List each line of the data that holds the string "根据公式", please.
[Start Entries provided]
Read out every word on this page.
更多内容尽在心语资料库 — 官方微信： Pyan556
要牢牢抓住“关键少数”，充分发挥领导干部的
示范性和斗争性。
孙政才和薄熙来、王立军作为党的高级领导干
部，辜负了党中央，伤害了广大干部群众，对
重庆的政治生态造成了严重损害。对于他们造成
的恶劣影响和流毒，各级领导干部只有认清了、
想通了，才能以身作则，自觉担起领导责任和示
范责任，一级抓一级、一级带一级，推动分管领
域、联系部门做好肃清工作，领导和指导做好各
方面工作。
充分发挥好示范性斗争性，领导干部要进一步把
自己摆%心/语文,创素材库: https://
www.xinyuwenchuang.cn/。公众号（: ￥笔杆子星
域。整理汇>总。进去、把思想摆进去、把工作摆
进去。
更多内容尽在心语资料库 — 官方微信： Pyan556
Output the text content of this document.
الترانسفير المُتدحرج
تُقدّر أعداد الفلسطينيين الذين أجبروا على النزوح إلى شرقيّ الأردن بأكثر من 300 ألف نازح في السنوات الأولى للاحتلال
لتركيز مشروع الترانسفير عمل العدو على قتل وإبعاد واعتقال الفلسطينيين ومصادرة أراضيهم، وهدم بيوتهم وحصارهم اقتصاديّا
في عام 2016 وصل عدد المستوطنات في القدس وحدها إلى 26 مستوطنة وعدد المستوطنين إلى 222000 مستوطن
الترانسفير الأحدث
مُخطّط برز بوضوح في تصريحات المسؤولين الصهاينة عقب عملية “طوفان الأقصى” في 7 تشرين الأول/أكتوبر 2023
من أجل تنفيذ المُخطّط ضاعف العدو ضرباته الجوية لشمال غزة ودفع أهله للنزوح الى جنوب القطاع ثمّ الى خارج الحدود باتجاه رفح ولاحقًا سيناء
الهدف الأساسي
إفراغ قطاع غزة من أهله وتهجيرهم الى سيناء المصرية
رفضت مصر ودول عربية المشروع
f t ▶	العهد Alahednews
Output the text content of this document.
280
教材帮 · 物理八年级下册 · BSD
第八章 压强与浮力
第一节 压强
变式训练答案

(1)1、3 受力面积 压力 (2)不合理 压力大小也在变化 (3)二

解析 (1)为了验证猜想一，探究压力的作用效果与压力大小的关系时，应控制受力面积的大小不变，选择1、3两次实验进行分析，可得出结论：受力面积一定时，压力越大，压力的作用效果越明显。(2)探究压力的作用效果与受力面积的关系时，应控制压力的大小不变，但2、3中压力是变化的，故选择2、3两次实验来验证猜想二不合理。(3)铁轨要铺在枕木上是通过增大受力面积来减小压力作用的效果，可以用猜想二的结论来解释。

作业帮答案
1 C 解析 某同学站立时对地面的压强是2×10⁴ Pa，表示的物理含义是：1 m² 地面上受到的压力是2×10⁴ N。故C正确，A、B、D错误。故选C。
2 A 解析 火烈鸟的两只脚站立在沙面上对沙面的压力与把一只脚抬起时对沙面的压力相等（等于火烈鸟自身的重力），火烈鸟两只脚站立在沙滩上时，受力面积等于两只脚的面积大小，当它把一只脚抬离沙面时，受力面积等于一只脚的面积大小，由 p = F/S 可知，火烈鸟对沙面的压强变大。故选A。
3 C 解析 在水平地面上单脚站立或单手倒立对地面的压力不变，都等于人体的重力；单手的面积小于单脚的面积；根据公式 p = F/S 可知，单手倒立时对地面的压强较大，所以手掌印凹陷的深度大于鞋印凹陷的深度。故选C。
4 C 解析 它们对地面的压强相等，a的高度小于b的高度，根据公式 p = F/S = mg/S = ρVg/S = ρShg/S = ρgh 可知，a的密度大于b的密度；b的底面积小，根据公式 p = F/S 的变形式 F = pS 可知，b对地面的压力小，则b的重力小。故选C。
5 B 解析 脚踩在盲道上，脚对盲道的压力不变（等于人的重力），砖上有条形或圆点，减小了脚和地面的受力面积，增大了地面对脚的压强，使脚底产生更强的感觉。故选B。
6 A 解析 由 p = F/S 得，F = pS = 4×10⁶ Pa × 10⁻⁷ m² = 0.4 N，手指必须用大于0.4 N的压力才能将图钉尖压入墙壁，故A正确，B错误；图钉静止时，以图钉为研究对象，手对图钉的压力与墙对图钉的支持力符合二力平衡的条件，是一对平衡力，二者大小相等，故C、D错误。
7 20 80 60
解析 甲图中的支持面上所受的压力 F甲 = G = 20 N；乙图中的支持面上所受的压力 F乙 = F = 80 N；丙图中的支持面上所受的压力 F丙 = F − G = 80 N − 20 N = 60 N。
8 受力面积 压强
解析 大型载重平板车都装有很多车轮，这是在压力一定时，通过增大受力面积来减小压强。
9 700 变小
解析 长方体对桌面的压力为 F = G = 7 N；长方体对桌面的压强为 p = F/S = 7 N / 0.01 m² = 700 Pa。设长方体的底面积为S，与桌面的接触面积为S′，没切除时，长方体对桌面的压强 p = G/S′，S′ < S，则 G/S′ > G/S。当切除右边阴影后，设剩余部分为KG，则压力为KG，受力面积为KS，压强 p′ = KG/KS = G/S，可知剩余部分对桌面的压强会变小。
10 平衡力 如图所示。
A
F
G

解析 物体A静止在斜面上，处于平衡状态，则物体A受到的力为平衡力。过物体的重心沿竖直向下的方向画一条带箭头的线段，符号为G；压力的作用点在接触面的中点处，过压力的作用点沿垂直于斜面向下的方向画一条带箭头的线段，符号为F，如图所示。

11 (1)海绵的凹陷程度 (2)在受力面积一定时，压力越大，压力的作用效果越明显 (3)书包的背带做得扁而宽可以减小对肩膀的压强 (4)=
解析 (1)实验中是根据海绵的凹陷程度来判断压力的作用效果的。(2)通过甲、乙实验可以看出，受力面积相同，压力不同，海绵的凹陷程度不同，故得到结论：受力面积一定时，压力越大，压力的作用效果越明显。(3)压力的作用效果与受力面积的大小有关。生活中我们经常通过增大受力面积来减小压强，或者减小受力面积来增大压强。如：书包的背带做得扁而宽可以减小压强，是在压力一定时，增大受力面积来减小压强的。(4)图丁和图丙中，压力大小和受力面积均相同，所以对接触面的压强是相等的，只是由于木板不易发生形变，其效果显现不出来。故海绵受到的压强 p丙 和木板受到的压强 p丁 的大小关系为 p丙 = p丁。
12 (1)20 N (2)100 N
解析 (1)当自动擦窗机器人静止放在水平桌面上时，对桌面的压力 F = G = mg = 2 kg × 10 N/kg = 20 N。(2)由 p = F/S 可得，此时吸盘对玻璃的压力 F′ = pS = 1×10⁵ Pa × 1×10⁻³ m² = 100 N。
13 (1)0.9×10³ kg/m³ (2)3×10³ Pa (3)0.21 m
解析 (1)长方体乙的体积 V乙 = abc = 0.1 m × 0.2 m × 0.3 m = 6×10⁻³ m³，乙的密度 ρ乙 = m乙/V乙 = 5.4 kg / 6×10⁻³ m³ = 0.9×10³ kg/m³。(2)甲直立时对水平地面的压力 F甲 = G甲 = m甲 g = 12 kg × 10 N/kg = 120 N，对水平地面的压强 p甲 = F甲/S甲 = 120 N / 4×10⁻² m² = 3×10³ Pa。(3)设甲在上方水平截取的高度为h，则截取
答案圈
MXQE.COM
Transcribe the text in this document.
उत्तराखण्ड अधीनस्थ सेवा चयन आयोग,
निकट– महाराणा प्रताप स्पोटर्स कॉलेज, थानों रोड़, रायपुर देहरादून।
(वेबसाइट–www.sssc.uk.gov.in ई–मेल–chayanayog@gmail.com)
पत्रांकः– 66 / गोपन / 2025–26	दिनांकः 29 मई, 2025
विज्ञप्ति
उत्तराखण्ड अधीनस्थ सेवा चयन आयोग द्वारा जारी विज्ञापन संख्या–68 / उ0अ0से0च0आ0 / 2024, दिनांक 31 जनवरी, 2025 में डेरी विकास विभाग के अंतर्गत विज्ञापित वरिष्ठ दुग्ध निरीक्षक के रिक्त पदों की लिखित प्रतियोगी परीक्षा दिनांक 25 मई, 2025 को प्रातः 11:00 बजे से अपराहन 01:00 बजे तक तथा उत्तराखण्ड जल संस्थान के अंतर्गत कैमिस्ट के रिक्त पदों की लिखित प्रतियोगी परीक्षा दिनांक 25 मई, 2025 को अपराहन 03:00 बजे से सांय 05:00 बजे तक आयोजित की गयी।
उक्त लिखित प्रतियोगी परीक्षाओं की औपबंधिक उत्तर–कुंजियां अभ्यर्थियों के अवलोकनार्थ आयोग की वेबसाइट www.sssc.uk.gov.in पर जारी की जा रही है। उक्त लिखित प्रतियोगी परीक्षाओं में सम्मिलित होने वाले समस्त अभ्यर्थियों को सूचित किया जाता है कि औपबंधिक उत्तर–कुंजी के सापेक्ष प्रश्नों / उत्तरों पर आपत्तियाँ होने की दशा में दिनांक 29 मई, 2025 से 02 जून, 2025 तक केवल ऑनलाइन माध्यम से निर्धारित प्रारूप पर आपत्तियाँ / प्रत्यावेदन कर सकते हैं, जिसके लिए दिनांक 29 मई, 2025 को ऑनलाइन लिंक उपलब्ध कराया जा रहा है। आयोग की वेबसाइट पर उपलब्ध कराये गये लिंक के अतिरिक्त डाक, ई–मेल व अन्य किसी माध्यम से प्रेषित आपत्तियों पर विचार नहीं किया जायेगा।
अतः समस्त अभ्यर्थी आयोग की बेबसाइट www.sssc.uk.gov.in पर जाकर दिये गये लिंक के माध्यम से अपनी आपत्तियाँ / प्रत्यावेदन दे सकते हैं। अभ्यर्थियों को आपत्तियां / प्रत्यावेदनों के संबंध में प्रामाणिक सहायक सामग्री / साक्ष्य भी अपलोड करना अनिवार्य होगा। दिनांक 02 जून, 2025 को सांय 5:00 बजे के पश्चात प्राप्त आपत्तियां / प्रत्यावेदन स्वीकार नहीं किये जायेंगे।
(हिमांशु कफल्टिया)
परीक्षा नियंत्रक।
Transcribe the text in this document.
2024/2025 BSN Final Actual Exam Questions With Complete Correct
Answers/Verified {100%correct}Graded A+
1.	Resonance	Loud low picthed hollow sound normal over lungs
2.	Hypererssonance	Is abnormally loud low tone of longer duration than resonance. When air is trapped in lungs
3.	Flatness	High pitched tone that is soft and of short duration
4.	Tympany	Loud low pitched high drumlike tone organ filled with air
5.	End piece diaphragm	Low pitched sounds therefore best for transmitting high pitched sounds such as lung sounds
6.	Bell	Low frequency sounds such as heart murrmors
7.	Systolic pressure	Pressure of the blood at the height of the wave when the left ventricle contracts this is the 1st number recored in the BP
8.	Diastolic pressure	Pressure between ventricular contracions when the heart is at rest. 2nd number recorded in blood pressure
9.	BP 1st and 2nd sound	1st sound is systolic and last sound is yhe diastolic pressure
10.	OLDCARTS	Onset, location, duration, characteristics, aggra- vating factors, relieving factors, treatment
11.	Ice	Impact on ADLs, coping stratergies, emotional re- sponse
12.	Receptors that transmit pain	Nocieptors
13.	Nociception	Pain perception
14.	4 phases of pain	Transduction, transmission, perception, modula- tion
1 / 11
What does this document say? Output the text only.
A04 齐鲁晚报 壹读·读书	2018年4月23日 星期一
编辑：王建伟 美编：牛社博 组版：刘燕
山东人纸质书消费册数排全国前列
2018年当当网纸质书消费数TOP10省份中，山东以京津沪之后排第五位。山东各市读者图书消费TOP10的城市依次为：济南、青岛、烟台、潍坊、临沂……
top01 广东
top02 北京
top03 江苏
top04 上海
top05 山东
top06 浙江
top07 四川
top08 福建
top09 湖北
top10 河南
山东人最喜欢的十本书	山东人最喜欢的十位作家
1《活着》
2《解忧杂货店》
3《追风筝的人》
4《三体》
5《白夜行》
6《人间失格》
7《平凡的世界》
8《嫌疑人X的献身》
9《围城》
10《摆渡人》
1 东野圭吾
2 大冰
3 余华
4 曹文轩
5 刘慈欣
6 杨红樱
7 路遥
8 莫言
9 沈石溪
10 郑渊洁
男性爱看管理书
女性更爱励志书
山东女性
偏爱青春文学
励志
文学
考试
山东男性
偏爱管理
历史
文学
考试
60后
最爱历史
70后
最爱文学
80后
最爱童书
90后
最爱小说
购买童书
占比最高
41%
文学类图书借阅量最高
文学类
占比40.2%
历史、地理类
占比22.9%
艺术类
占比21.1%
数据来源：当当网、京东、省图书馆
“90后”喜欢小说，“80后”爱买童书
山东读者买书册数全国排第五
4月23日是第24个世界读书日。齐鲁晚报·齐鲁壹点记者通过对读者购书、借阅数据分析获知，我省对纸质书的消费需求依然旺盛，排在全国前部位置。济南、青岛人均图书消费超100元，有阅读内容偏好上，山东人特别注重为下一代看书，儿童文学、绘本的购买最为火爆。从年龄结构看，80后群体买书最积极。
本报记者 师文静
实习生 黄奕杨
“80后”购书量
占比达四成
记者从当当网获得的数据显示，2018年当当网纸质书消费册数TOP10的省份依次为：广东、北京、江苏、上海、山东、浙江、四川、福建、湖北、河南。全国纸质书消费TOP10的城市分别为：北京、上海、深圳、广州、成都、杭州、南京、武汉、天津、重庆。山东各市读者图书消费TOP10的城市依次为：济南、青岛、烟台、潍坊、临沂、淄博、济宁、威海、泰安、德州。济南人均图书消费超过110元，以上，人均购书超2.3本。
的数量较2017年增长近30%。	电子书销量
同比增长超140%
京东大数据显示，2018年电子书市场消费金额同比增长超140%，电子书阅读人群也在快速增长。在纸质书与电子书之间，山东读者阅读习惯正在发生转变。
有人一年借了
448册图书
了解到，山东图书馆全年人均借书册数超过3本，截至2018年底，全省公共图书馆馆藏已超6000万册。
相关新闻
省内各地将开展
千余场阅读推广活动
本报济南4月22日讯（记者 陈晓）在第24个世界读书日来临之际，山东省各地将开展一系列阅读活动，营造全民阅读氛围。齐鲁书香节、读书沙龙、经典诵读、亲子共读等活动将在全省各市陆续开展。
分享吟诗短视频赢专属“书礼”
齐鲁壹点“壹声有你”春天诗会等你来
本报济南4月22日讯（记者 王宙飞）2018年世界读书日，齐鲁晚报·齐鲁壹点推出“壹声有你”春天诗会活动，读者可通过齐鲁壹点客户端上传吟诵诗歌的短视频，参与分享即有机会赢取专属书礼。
[End Entries provided]
#### Task response
3 C 解析 在水平地面上单脚站立或单手倒立对地面的压力不变，都等于人体的重力；单手的面积小于单脚的面积；根据公式 p = F/S 可知，单手倒立时对地面的压强较大，所以手掌印凹陷的深度大于鞋印凹陷的深度。故选C。
4 C 解析 它们对地面的压强相等，a的高度小于b的高度，根据公式 p = F/S = mg/S = ρVg/S = ρShg/S = ρgh 可知，a的密度大于b的密度；b的底面积小，根据公式 p = F/S 的变形式 F = pS 可知，b对地面的压力小，则b的重力小。故选C。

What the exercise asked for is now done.